#### Problem
Search the records for "image". Copy every line where it appears.

#### Input for this task
────────────────
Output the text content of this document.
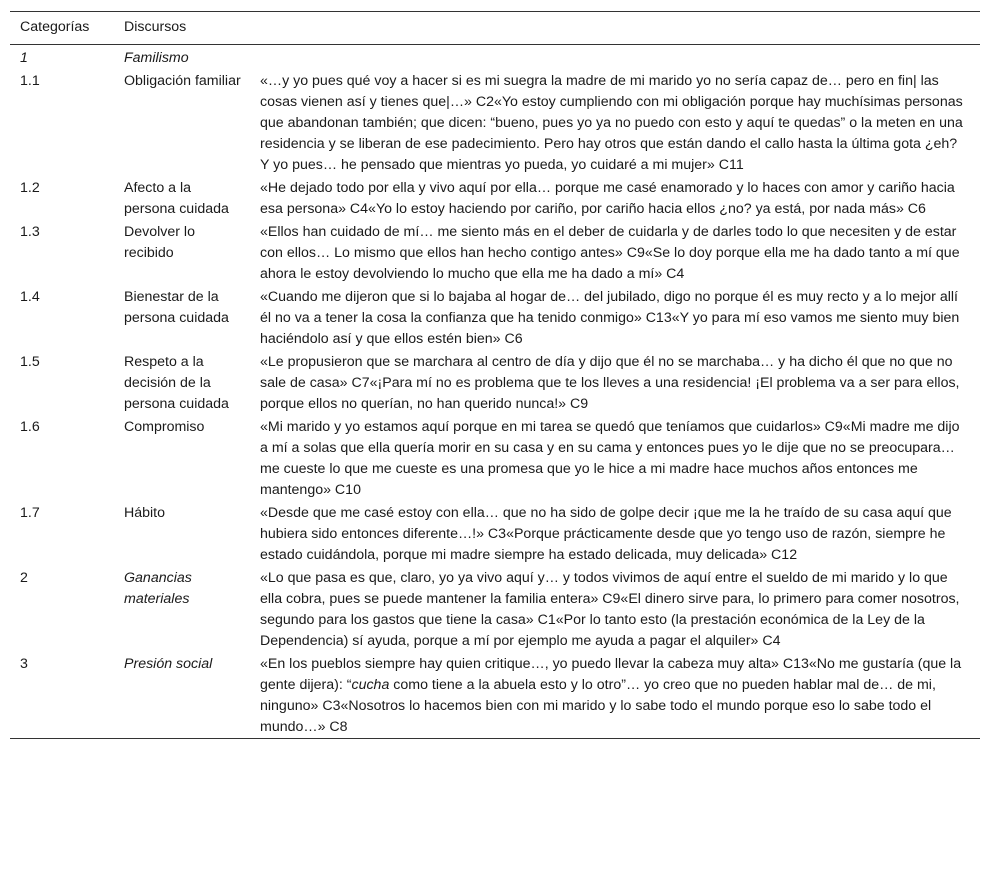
Categorías	Discursos	
1	Familismo	
1.1	Obligación familiar	«…y yo pues qué voy a hacer si es mi suegra la madre de mi marido yo no sería capaz de… pero en fin| las cosas vienen así y tienes que|…» C2«Yo estoy cumpliendo con mi obligación porque hay muchísimas personas que abandonan también; que dicen: “bueno, pues yo ya no puedo con esto y aquí te quedas” o la meten en una residencia y se liberan de ese padecimiento. Pero hay otros que están dando el callo hasta la última gota ¿eh? Y yo pues… he pensado que mientras yo pueda, yo cuidaré a mi mujer» C11
1.2	Afecto a la persona cuidada	«He dejado todo por ella y vivo aquí por ella… porque me casé enamorado y lo haces con amor y cariño hacia esa persona» C4«Yo lo estoy haciendo por cariño, por cariño hacia ellos ¿no? ya está, por nada más» C6
1.3	Devolver lo recibido	«Ellos han cuidado de mí… me siento más en el deber de cuidarla y de darles todo lo que necesiten y de estar con ellos… Lo mismo que ellos han hecho contigo antes» C9«Se lo doy porque ella me ha dado tanto a mí que ahora le estoy devolviendo lo mucho que ella me ha dado a mí» C4
1.4	Bienestar de la persona cuidada	«Cuando me dijeron que si lo bajaba al hogar de… del jubilado, digo no porque él es muy recto y a lo mejor allí él no va a tener la cosa la confianza que ha tenido conmigo» C13«Y yo para mí eso vamos me siento muy bien haciéndolo así y que ellos estén bien» C6
1.5	Respeto a la decisión de la persona cuidada	«Le propusieron que se marchara al centro de día y dijo que él no se marchaba… y ha dicho él que no que no sale de casa» C7«¡Para mí no es problema que te los lleves a una residencia! ¡El problema va a ser para ellos, porque ellos no querían, no han querido nunca!» C9
1.6	Compromiso	«Mi marido y yo estamos aquí porque en mi tarea se quedó que teníamos que cuidarlos» C9«Mi madre me dijo a mí a solas que ella quería morir en su casa y en su cama y entonces pues yo le dije que no se preocupara… me cueste lo que me cueste es una promesa que yo le hice a mi madre hace muchos años entonces me mantengo» C10
1.7	Hábito	«Desde que me casé estoy con ella… que no ha sido de golpe decir ¡que me la he traído de su casa aquí que hubiera sido entonces diferente…!» C3«Porque prácticamente desde que yo tengo uso de razón, siempre he estado cuidándola, porque mi madre siempre ha estado delicada, muy delicada» C12
2	Ganancias materiales	«Lo que pasa es que, claro, yo ya vivo aquí y… y todos vivimos de aquí entre el sueldo de mi marido y lo que ella cobra, pues se puede mantener la familia entera» C9«El dinero sirve para, lo primero para comer nosotros, segundo para los gastos que tiene la casa» C1«Por lo tanto esto (la prestación económica de la Ley de la Dependencia) sí ayuda, porque a mí por ejemplo me ayuda a pagar el alquiler» C4
3	Presión social	«En los pueblos siempre hay quien critique…, yo puedo llevar la cabeza muy alta» C13«No me gustaría (que la gente dijera): “cucha como tiene a la abuela esto y lo otro”… yo creo que no pueden hablar mal de… de mi, ninguno» C3«Nosotros lo hacemos bien con mi marido y lo sabe todo el mundo porque eso lo sabe todo el mundo…» C8
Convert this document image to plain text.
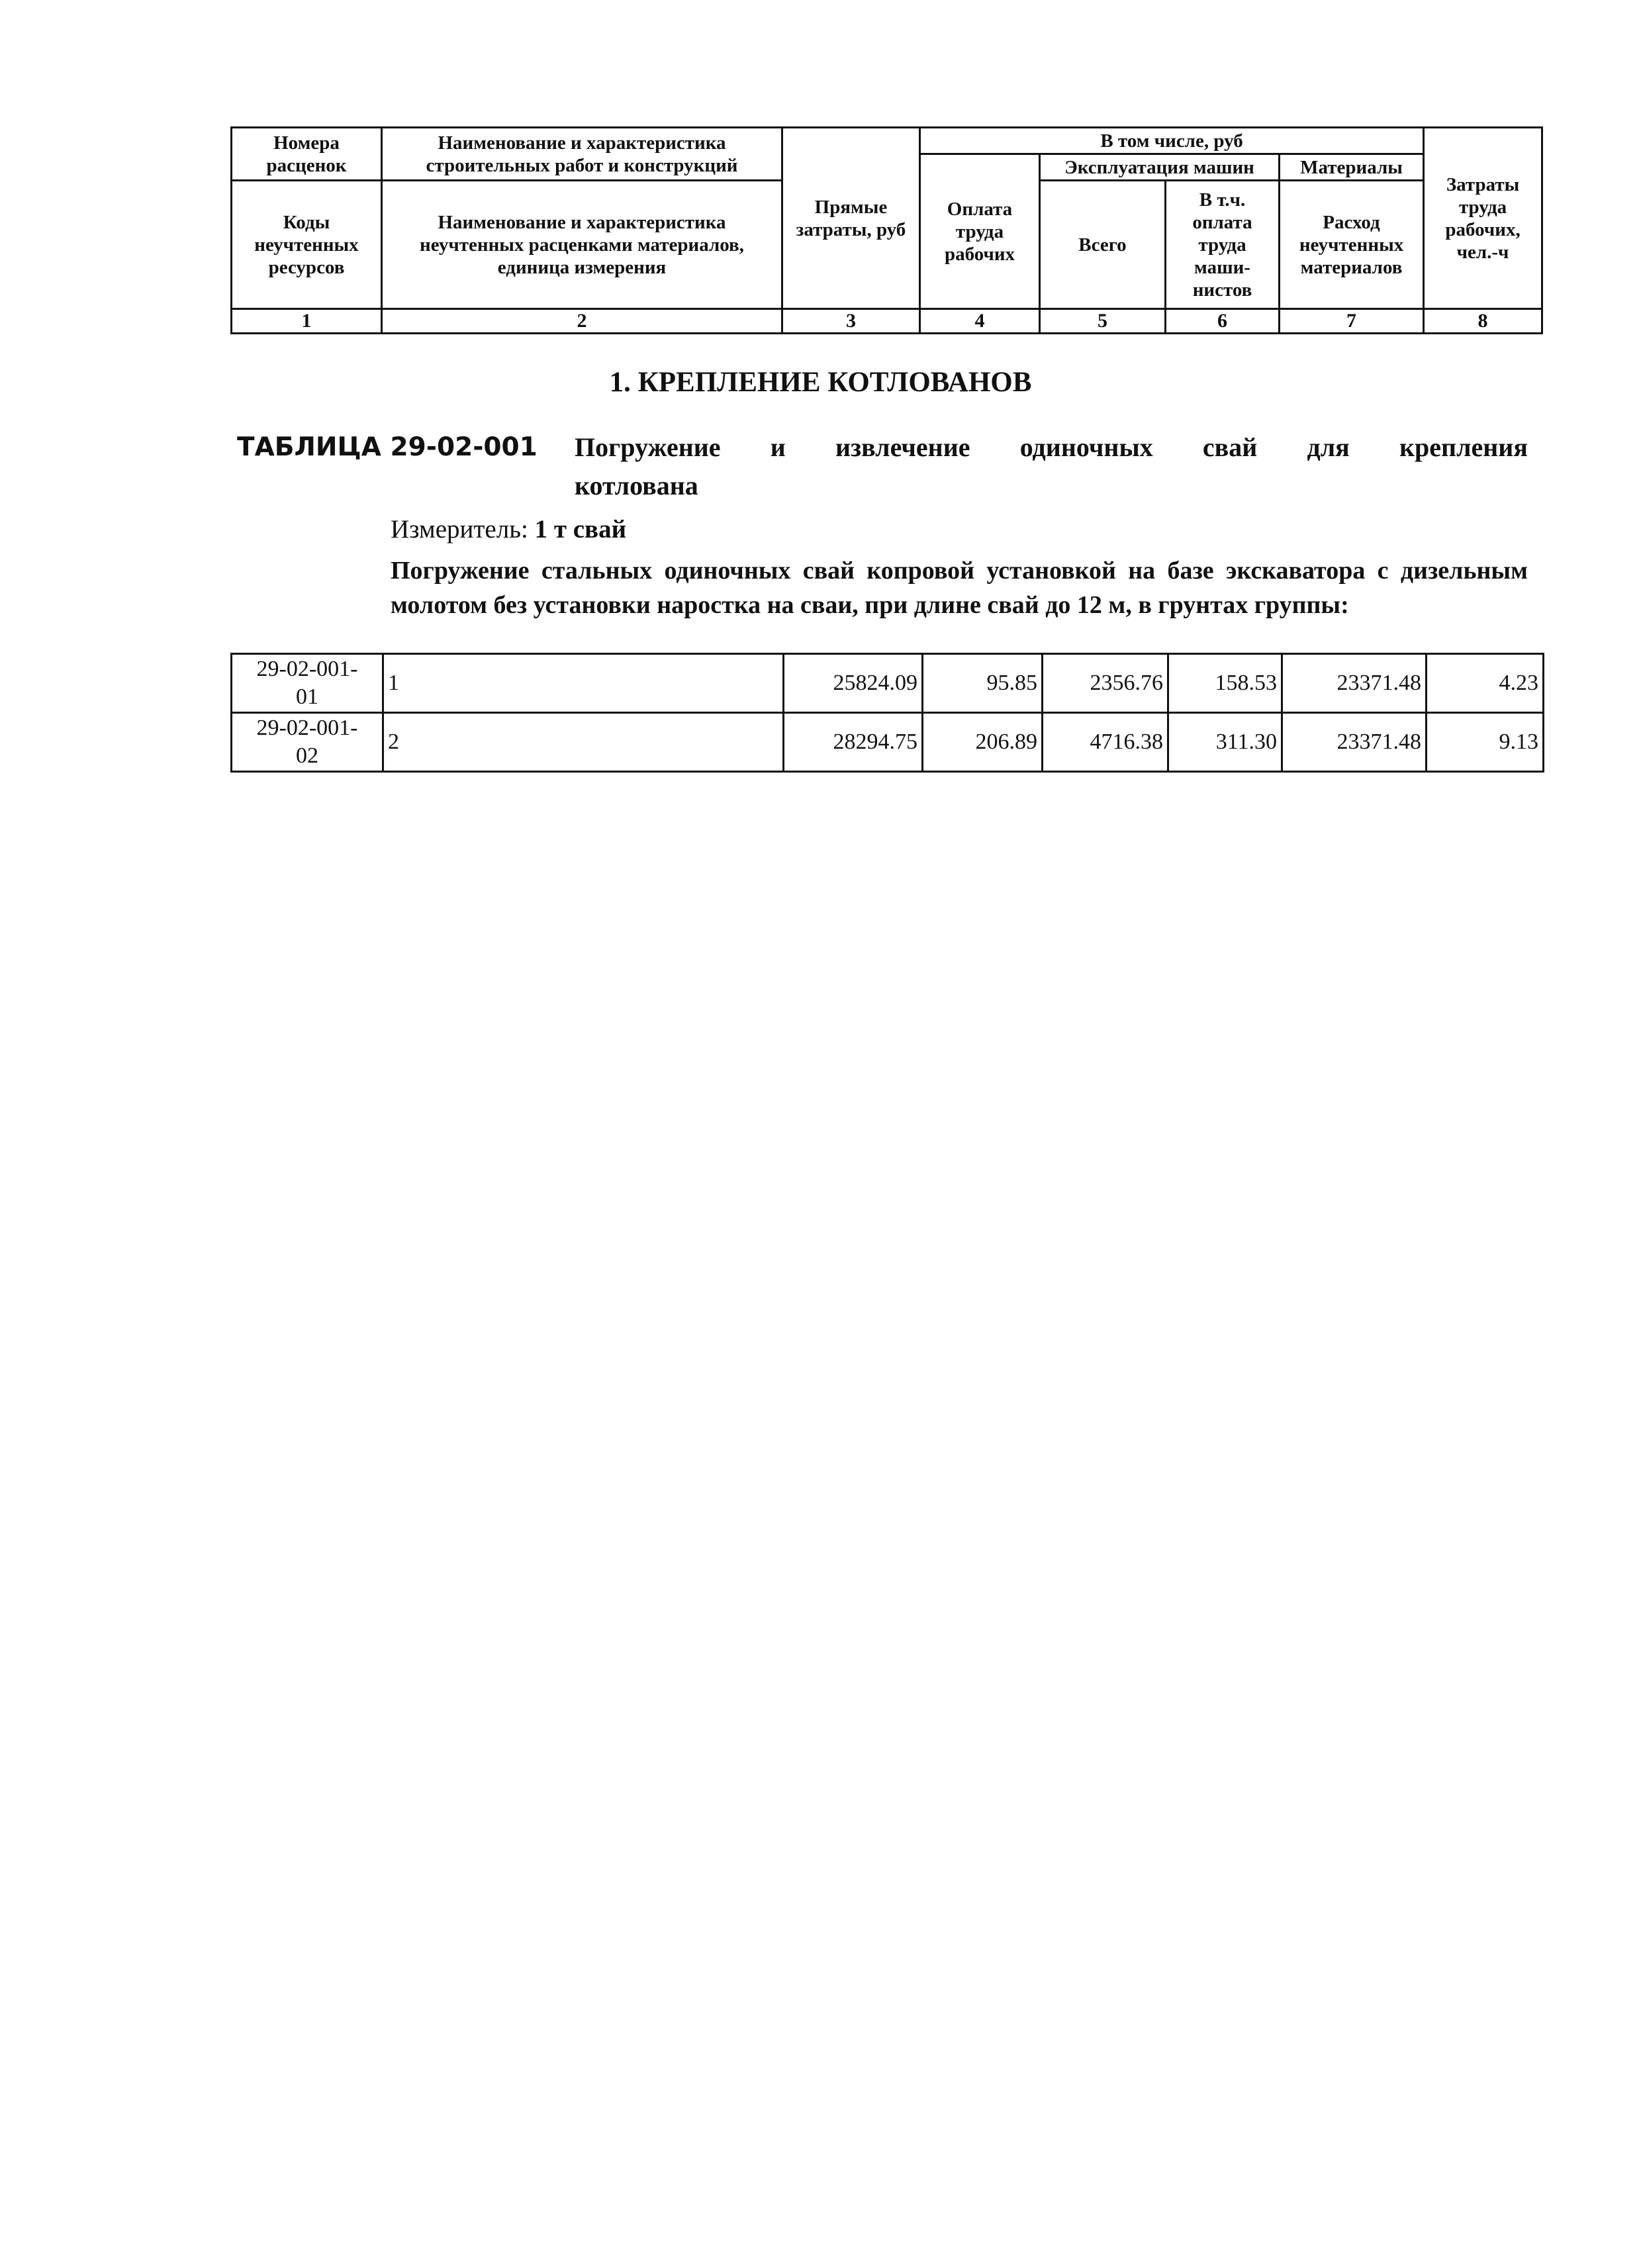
Номера расценок	Наименование и характеристика строительных работ и конструкций	Прямые затраты, руб	В том числе, руб				Затраты труда рабочих, чел.-ч
			Оплата труда рабочих	Эксплуатация машин		Материалы	
Коды неучтенных ресурсов	Наименование и характеристика неучтенных расценками материалов, единица измерения			Всего	В т.ч. оплата труда маши-нистов	Расход неучтенных материалов	

1	2	3	4	5	6	7	8
1. КРЕПЛЕНИЕ КОТЛОВАНОВ
ТАБЛИЦА 29-02-001 Погружение и извлечение одиночных свай для крепления
котлована
Измеритель: 1 т свай
Погружение стальных одиночных свай копровой установкой на базе экскаватора с дизельным молотом без установки наростка на сваи, при длине свай до 12 м, в грунтах группы:
29-02-001-
01	1	25824.09	95.85	2356.76	158.53	23371.48	4.23
29-02-001-
02	2	28294.75	206.89	4716.38	311.30	23371.48	9.13
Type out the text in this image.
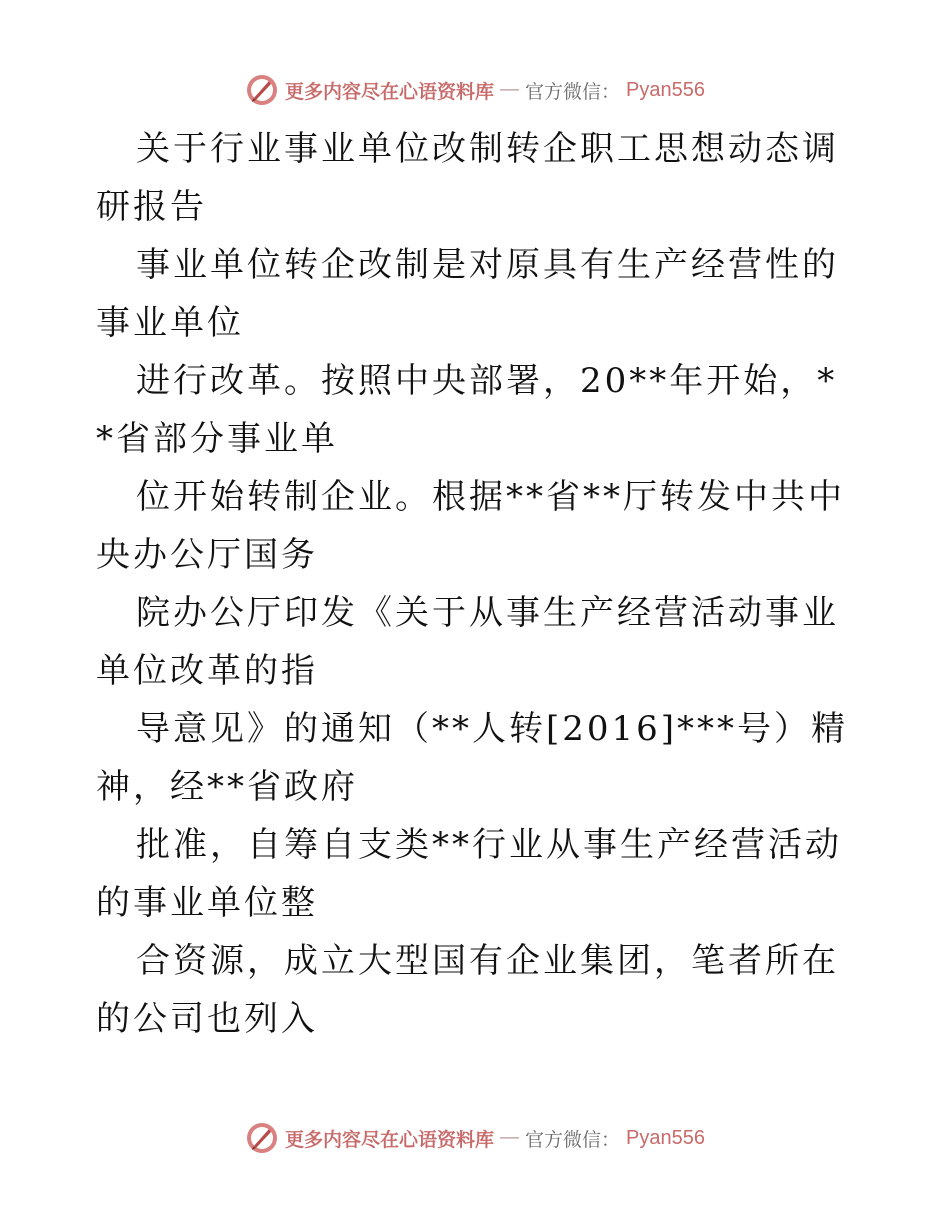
更多内容尽在心语资料库 — 官方微信： Pyan556

关于行业事业单位改制转企职工思想动态调研报告

事业单位转企改制是对原具有生产经营性的事业单位

进行改革。按照中央部署，20**年开始，**省部分事业单

位开始转制企业。根据**省**厅转发中共中央办公厅国务

院办公厅印发《关于从事生产经营活动事业单位改革的指

导意见》的通知（**人转[2016]***号）精神，经**省政府

批准，自筹自支类**行业从事生产经营活动的事业单位整

合资源，成立大型国有企业集团，笔者所在的公司也列入

更多内容尽在心语资料库 — 官方微信： Pyan556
────────────────
#### Task result
Convert this document image to plain text.
Type out the text in this image.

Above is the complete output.